— Stated task —
From the entries below, say how many lines carry the word "mayor", and give nothing but the number.

[start of Dataset entries]

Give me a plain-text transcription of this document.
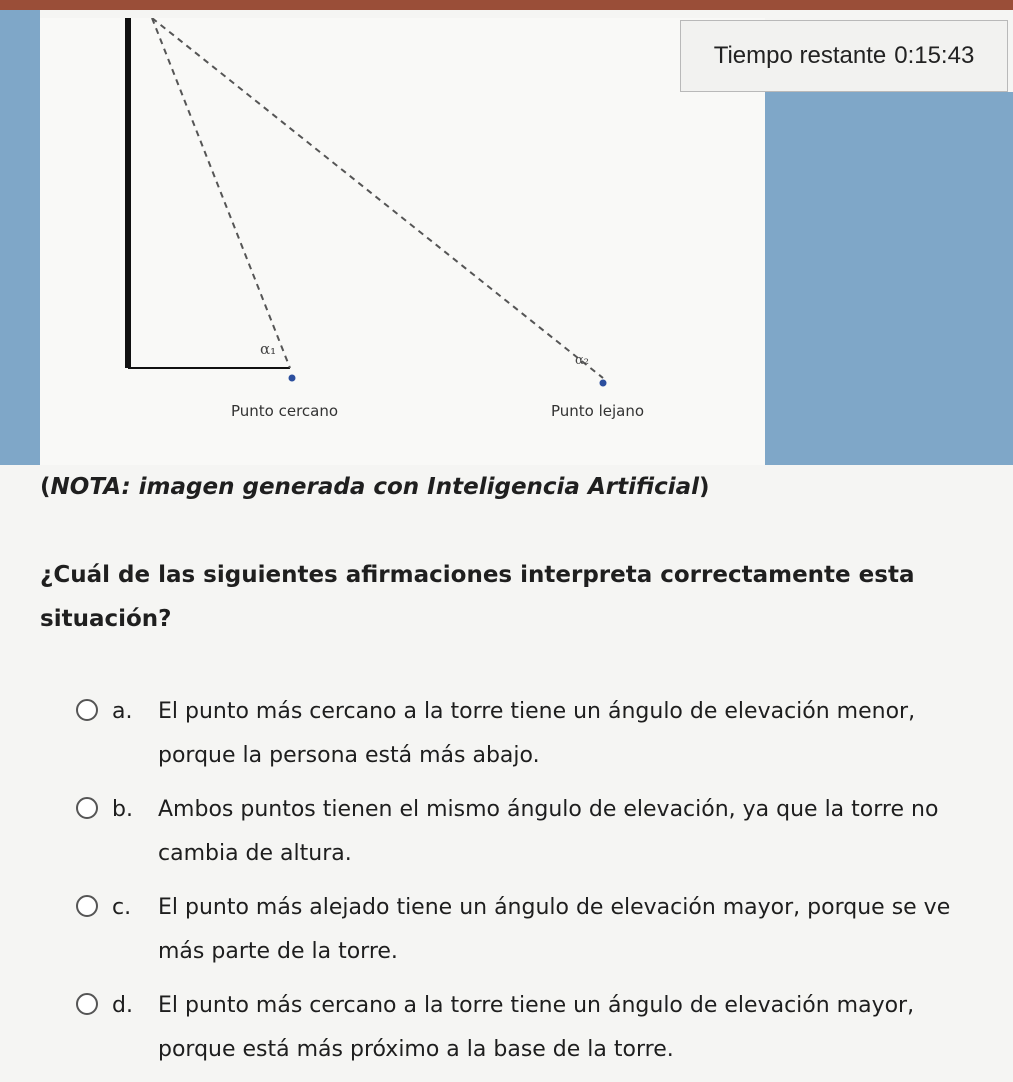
α₁
α₂
Punto cercano	Punto lejano
Tiempo restante 0:15:43
(NOTA: imagen generada con Inteligencia Artificial)
¿Cuál de las siguientes afirmaciones interpreta correctamente esta situación?
a.	El punto más cercano a la torre tiene un ángulo de elevación menor, porque la persona está más abajo.
b.	Ambos puntos tienen el mismo ángulo de elevación, ya que la torre no cambia de altura.
c.	El punto más alejado tiene un ángulo de elevación mayor, porque se ve más parte de la torre.
d.	El punto más cercano a la torre tiene un ángulo de elevación mayor, porque está más próximo a la base de la torre.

[end of Dataset entries]

— Solution —
2